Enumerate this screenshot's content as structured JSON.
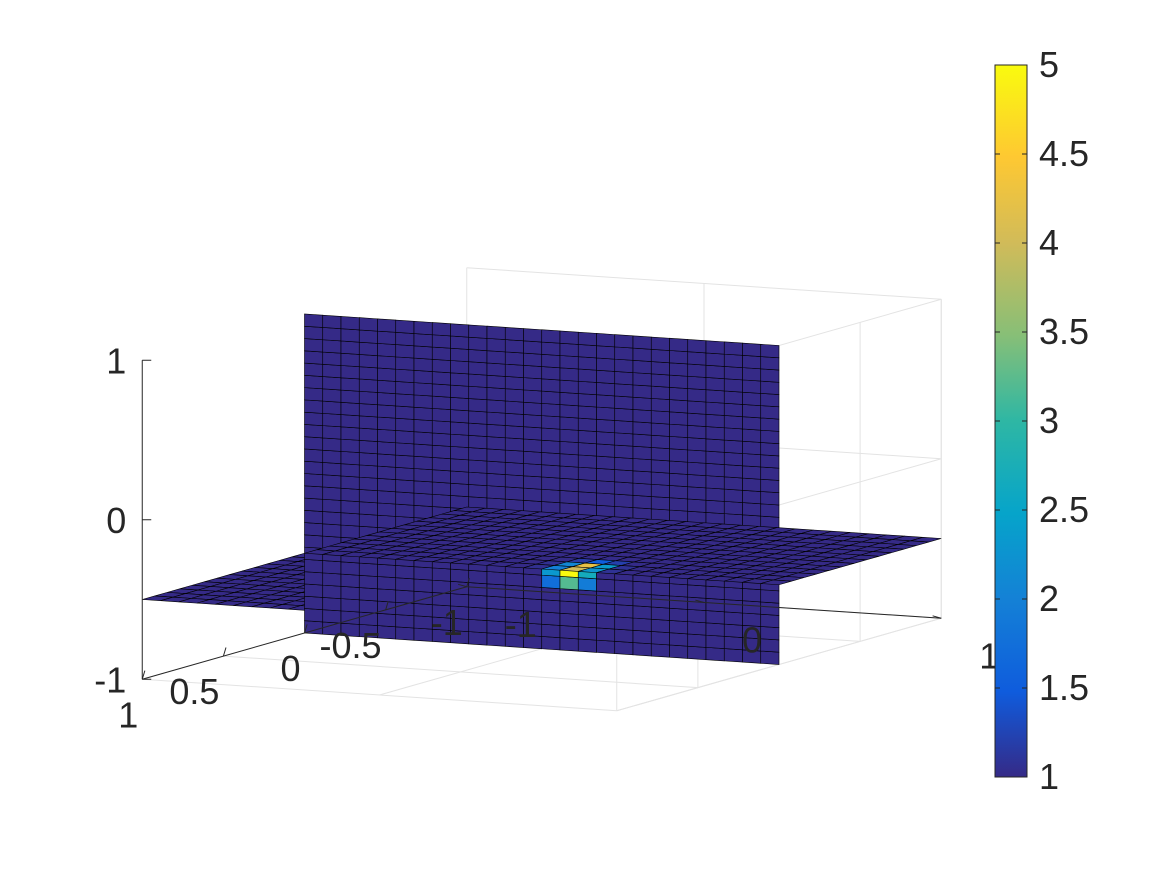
{
  "chart_data": {
    "type": "surface",
    "x_ticks": [
      "-1",
      "-0.5",
      "0",
      "0.5",
      "1"
    ],
    "y_ticks": [
      "-1",
      "0",
      "1"
    ],
    "z_ticks": [
      "-1",
      "0",
      "1"
    ],
    "colorbar": {
      "ticks": [
        "1",
        "1.5",
        "2",
        "2.5",
        "3",
        "3.5",
        "4",
        "4.5",
        "5"
      ],
      "range": [
        1,
        5
      ],
      "colormap": "parula"
    },
    "grid": true,
    "surfaces": [
      {
        "name": "horizontal plane z=-0.5",
        "grid_cells": 26,
        "value": 1
      },
      {
        "name": "vertical plane x=0",
        "grid_cells": 26,
        "value": 1
      }
    ],
    "peak": {
      "x": -0.08,
      "y": 0.12,
      "max_value": 5
    },
    "colors": {
      "base_face": "#3e2bb0",
      "edge": "#000000",
      "grid": "#e3e3e3",
      "axis": "#262626"
    }
  }
}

Aim of the exercise: Copy out every line of the data that includes the word "plane".

Right answer:
        "name": "horizontal plane z=-0.5",
        "name": "vertical plane x=0",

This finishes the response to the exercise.